Do this:
Copy each line in which the string "Internet" occurs.

(Stored items from a collection)
[start]
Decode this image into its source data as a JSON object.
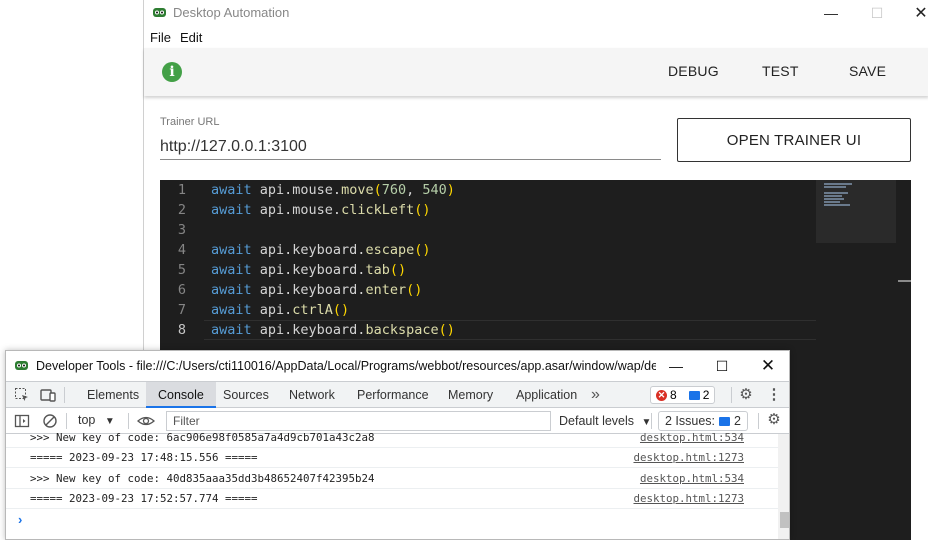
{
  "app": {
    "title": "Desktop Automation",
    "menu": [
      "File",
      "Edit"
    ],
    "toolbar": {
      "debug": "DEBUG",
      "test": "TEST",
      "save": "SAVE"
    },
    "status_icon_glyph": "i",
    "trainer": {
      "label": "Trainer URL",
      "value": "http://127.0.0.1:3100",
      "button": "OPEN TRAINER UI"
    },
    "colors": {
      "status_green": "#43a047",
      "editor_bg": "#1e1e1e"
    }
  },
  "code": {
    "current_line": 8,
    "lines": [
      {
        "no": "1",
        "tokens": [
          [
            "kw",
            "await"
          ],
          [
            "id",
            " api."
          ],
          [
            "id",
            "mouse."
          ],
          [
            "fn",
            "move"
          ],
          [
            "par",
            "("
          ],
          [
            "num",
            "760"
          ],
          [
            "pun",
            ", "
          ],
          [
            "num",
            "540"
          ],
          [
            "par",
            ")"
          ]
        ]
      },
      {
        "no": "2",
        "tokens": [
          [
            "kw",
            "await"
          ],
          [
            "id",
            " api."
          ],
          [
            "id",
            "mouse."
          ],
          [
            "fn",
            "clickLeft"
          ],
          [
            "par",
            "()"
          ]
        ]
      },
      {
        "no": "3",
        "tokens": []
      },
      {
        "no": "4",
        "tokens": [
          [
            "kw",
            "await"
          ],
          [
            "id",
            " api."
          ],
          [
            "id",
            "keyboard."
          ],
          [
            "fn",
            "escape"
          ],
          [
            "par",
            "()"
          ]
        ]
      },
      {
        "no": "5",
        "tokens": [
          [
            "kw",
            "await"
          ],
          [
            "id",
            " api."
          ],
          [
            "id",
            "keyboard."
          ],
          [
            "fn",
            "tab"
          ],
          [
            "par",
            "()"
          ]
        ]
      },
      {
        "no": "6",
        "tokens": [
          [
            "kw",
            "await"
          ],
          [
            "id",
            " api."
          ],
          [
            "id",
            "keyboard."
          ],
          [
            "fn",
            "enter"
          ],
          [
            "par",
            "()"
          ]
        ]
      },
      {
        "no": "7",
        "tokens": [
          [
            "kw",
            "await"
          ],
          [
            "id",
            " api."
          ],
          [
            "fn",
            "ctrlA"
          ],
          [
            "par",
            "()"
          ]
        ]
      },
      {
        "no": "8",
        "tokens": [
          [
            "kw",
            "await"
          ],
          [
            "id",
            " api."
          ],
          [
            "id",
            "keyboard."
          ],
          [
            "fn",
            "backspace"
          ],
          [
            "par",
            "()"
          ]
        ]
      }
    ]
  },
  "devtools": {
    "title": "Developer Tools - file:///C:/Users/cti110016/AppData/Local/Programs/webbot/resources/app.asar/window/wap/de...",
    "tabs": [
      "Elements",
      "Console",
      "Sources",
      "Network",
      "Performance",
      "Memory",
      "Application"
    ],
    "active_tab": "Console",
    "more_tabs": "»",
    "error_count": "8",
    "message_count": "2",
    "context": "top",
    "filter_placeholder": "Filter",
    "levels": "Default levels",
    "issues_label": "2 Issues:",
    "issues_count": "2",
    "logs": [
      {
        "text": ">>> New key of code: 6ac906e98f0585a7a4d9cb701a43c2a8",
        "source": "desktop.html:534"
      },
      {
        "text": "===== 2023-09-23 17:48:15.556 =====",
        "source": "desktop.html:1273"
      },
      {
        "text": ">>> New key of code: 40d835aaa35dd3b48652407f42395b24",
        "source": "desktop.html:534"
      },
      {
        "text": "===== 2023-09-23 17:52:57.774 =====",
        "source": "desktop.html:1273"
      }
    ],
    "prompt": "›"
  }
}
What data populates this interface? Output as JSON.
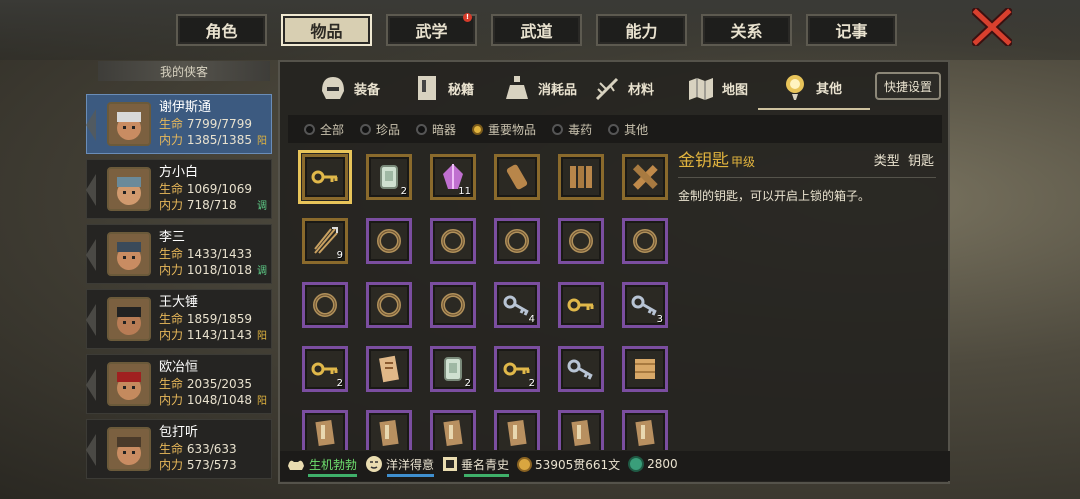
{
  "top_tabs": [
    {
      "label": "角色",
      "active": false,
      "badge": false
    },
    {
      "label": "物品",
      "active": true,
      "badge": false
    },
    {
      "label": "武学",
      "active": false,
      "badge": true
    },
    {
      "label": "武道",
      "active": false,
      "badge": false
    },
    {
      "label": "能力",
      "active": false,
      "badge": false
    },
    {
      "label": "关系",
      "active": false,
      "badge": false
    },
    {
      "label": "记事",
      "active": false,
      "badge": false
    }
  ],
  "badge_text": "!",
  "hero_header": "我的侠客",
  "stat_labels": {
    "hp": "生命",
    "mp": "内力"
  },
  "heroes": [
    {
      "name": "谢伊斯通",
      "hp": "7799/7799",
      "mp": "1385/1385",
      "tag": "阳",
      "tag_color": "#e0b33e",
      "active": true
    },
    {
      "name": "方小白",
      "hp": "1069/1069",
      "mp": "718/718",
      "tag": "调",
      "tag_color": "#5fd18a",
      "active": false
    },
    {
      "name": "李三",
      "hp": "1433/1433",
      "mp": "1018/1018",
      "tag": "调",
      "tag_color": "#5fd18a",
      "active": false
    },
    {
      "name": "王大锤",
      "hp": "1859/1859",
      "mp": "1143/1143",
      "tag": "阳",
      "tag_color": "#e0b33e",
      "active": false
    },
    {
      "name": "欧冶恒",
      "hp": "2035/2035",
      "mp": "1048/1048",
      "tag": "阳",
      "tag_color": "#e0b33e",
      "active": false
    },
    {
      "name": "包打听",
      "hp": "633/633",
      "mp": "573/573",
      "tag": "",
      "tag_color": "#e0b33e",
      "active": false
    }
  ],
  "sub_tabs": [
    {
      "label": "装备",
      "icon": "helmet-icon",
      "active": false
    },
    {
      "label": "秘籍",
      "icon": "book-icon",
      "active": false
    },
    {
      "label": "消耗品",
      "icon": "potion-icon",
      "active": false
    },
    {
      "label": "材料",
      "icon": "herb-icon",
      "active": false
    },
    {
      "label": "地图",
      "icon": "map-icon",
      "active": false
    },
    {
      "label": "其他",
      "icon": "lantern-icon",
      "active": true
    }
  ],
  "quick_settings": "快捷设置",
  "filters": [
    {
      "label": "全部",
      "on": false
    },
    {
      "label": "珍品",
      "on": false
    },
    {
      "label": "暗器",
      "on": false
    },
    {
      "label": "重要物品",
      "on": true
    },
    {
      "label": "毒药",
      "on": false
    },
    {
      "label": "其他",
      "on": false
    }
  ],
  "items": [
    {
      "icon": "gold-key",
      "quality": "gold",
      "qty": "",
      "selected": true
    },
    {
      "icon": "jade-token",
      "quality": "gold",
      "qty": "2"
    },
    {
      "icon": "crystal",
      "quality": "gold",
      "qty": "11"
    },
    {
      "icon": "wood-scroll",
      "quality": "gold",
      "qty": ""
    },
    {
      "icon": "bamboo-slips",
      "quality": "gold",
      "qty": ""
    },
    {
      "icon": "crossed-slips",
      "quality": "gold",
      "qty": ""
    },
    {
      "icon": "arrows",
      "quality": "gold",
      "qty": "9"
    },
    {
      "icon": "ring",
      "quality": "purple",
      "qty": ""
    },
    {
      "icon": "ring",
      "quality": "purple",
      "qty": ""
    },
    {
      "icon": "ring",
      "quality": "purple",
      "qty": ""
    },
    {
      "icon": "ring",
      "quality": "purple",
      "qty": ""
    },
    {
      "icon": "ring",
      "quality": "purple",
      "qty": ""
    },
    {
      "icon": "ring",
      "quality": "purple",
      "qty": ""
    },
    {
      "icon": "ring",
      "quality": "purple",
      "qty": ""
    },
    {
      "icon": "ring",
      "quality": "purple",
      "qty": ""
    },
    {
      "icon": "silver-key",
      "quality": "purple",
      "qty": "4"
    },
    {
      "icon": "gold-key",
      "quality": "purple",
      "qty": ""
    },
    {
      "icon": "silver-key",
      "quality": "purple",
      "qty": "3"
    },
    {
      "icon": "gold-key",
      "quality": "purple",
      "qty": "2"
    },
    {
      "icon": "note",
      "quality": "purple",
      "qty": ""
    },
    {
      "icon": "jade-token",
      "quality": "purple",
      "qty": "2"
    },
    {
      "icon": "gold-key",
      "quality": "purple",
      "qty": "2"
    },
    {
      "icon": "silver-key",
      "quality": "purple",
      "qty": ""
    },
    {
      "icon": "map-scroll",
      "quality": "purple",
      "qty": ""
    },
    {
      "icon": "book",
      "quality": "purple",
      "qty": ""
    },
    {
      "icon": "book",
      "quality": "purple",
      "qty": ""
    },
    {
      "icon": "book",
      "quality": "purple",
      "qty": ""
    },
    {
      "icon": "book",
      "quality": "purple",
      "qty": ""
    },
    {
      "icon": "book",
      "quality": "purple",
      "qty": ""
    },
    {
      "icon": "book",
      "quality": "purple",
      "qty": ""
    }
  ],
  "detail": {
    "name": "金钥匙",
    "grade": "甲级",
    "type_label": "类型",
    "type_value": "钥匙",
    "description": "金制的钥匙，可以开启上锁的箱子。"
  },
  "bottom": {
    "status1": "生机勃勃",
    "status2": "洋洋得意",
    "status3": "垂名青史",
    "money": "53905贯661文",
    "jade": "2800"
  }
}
[end]
[start]
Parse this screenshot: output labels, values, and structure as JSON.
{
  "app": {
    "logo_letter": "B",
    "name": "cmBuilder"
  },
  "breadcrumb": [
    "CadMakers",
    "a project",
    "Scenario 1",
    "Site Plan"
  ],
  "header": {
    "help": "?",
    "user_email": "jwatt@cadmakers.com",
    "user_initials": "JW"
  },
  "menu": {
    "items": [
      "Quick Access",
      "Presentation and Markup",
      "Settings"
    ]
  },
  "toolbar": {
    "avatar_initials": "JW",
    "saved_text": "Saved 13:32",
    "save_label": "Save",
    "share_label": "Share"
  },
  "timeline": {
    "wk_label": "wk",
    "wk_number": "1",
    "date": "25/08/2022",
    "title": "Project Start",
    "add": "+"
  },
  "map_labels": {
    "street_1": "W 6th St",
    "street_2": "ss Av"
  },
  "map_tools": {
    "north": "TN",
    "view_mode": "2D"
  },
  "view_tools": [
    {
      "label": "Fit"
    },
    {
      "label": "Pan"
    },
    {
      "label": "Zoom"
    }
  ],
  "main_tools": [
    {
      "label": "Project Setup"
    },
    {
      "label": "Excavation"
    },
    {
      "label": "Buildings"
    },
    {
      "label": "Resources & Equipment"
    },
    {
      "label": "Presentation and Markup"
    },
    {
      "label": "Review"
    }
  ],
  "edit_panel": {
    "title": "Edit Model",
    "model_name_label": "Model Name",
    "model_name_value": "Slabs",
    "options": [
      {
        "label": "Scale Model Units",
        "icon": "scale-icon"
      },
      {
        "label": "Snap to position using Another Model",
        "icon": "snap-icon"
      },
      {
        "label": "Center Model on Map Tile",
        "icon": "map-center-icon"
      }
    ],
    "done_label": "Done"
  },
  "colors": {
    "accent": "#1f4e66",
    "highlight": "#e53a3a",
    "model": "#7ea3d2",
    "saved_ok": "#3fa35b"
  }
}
[end]
[start]
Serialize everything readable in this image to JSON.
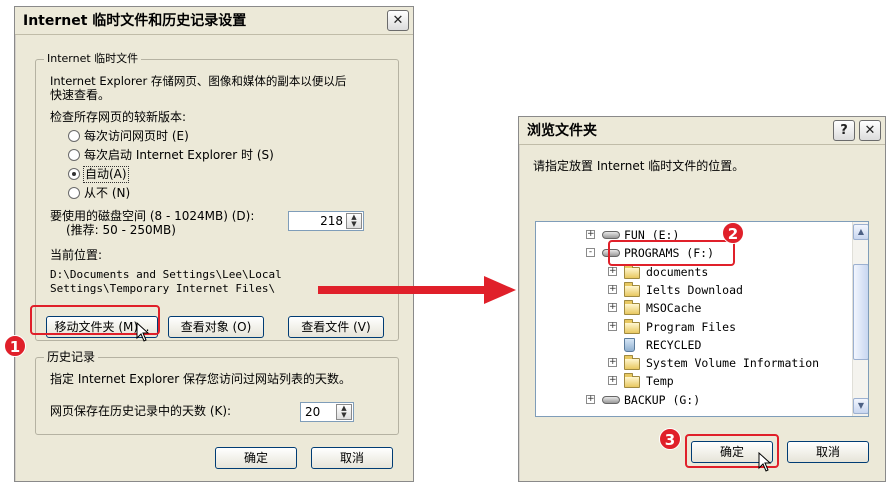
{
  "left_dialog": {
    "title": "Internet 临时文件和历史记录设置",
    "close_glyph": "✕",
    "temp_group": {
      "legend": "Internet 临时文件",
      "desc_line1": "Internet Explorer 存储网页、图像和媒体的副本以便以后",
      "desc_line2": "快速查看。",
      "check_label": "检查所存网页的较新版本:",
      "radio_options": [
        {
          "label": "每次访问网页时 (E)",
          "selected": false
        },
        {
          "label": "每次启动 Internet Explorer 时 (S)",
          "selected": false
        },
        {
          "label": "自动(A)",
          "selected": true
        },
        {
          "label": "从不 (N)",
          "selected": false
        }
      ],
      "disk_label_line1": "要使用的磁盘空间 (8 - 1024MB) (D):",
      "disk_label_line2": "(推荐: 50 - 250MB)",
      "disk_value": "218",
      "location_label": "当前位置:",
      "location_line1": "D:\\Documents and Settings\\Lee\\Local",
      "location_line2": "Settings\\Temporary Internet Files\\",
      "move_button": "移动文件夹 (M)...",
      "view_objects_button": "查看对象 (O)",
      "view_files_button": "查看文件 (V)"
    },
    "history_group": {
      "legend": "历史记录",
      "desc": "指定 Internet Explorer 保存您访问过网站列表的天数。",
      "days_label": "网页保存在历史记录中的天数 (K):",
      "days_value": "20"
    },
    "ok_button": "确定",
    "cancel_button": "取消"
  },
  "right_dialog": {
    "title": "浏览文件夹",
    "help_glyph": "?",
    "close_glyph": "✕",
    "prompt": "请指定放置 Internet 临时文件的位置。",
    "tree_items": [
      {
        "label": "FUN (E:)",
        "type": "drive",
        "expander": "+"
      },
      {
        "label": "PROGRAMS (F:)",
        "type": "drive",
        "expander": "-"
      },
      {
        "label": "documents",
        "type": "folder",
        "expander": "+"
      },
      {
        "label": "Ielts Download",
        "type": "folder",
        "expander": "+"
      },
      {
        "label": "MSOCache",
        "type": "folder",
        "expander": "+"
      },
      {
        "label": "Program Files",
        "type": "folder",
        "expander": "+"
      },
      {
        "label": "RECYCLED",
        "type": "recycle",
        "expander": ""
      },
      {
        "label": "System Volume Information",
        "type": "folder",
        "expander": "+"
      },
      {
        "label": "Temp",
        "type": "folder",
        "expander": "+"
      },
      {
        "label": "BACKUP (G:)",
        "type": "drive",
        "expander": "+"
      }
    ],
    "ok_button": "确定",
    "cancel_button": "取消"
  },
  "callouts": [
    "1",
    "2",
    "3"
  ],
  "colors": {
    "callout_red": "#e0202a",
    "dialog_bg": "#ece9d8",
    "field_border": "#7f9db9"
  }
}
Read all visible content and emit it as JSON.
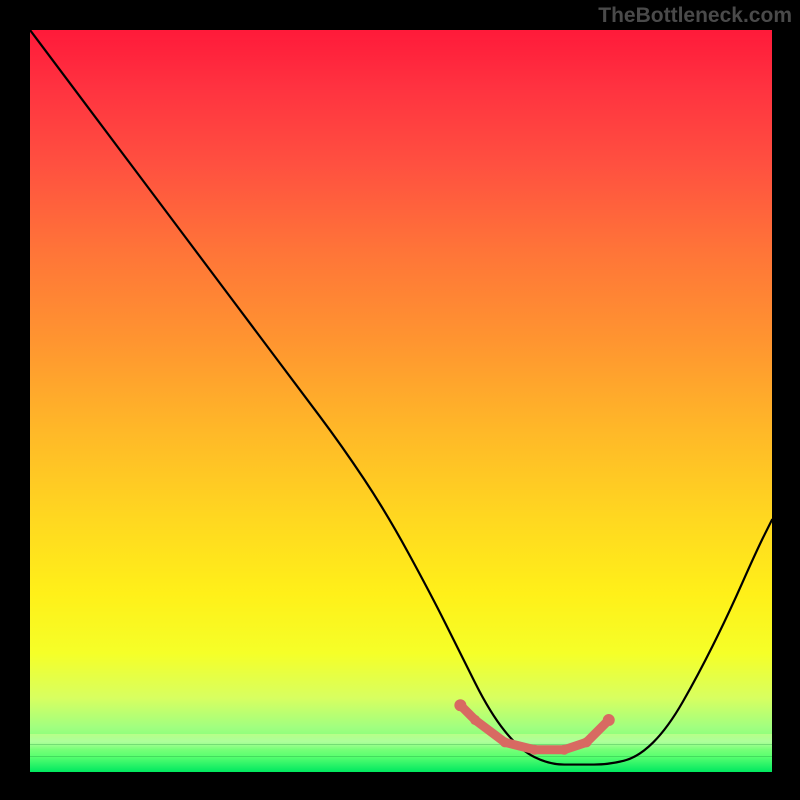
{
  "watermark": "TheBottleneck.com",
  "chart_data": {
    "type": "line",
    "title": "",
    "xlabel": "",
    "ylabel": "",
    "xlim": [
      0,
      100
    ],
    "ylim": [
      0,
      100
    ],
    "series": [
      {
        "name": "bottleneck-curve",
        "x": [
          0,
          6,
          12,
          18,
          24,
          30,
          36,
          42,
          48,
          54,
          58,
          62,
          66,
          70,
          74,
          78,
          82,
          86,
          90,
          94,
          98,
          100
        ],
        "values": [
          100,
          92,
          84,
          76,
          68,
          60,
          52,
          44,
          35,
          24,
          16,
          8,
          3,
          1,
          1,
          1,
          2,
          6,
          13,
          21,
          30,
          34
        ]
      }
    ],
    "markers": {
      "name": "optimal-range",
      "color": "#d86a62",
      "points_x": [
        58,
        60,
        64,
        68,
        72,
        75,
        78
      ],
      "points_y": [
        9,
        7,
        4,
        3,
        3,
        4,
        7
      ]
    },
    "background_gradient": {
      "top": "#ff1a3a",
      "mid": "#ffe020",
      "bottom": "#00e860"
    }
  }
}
[end]
Solution to the problem:
    "title": "Internet 临时文件和历史记录设置",
      "legend": "Internet 临时文件",
      "desc_line1": "Internet Explorer 存储网页、图像和媒体的副本以便以后",
          "label": "每次启动 Internet Explorer 时 (S)",
      "location_line2": "Settings\\Temporary Internet Files\\",
      "desc": "指定 Internet Explorer 保存您访问过网站列表的天数。",
    "prompt": "请指定放置 Internet 临时文件的位置。",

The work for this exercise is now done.